Please report every line from the material that contains the word "piControl".

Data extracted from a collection
......
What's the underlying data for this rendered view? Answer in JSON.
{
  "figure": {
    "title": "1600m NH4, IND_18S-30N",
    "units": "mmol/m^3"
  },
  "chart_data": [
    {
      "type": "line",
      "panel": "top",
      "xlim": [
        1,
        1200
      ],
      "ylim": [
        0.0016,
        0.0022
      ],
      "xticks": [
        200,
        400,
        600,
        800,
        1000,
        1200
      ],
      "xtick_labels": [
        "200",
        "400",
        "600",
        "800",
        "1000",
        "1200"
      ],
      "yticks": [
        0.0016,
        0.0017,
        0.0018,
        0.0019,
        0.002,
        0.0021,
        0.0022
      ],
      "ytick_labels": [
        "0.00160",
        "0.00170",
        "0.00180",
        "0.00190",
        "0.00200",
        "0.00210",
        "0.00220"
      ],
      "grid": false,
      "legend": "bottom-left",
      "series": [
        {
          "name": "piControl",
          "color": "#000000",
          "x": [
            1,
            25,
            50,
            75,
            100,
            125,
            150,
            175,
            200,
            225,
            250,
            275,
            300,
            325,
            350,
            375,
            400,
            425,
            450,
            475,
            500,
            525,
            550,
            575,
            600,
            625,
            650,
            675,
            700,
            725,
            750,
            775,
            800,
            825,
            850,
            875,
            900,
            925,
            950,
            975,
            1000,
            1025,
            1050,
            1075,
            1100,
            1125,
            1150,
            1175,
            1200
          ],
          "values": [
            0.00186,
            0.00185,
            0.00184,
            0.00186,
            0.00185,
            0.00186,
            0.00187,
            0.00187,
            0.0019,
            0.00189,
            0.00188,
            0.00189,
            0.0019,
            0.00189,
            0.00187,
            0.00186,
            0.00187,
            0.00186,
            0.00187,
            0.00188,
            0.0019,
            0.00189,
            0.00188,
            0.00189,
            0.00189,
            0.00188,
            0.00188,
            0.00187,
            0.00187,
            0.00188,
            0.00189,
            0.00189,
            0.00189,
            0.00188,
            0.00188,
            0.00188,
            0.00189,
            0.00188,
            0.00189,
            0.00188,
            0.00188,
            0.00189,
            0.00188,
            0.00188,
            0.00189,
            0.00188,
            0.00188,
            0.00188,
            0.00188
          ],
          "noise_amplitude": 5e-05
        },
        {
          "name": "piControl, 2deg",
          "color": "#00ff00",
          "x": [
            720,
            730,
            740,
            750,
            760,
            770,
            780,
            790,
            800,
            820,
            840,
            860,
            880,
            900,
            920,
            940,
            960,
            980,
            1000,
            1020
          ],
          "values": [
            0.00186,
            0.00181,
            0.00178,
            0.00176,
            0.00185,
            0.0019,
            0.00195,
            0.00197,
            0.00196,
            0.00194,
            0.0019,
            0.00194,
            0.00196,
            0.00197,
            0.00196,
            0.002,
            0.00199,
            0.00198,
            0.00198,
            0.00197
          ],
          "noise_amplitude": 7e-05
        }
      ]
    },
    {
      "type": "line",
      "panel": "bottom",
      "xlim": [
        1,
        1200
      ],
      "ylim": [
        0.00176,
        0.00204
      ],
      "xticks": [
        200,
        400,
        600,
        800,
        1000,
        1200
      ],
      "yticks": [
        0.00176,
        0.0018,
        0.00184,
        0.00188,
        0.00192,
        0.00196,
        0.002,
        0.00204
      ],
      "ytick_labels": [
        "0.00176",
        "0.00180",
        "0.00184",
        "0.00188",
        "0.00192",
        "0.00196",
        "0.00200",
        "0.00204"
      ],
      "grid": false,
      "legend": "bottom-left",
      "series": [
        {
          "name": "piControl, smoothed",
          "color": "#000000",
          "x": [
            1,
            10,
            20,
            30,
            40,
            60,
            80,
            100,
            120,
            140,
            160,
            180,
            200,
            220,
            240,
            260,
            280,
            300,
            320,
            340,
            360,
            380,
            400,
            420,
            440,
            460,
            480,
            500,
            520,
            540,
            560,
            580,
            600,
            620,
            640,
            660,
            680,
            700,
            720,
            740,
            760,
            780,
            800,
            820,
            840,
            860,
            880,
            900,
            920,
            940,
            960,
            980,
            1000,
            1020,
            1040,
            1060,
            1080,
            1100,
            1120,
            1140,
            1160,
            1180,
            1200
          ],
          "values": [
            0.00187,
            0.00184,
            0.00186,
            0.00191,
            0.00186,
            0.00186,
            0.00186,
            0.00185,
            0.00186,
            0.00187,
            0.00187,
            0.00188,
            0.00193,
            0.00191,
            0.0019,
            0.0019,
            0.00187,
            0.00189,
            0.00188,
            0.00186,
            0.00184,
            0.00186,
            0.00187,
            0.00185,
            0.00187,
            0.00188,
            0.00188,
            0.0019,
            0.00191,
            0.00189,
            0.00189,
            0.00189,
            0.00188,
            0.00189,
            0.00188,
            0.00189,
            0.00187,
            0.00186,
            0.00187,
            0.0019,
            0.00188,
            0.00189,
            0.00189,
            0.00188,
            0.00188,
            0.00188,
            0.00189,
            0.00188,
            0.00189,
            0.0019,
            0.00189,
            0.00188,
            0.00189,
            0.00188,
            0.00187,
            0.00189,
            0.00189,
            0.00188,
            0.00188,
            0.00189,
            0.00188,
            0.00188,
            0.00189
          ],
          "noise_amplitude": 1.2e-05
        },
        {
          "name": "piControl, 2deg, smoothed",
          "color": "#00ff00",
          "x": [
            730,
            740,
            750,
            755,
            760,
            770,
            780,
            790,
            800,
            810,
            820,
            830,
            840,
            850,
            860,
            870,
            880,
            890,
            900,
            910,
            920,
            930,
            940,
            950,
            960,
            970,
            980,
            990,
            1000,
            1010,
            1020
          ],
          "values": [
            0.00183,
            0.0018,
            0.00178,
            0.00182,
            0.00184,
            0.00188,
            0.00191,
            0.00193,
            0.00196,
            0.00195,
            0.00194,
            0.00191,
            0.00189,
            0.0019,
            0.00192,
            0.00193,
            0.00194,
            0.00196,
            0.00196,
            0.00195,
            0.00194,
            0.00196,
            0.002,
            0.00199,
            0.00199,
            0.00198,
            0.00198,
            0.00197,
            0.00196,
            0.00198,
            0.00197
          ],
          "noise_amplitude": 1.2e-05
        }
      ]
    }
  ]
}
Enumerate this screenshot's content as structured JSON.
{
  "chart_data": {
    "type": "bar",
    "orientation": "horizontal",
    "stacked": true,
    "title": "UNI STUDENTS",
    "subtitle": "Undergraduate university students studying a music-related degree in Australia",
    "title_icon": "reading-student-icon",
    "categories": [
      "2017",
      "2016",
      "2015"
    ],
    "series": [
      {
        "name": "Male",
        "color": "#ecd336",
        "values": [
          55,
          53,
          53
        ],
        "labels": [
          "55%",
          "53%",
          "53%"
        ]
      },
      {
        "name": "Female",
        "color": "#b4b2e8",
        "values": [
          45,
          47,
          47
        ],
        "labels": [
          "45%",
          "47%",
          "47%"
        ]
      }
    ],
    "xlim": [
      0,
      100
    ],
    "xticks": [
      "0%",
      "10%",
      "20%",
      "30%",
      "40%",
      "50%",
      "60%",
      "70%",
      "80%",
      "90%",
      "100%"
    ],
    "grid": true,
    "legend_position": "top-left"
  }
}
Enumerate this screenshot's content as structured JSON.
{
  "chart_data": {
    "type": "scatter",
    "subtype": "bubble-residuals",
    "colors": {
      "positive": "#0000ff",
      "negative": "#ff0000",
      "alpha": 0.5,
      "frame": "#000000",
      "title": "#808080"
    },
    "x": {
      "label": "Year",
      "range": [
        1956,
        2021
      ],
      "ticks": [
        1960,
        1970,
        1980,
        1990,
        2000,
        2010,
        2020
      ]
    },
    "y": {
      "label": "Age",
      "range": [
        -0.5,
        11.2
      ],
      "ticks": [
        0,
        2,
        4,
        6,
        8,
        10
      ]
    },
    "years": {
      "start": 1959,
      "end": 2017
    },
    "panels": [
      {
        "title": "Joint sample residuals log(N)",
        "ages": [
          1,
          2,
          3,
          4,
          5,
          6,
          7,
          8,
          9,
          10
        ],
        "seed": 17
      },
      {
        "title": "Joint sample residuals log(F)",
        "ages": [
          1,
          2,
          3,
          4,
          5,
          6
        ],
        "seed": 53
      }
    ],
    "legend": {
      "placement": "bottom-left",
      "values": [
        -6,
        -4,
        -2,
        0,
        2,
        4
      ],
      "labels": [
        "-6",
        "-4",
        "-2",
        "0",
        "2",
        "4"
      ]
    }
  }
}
......
## Exercise response
          "name": "piControl",
          "name": "piControl, 2deg",
          "name": "piControl, smoothed",
          "name": "piControl, 2deg, smoothed",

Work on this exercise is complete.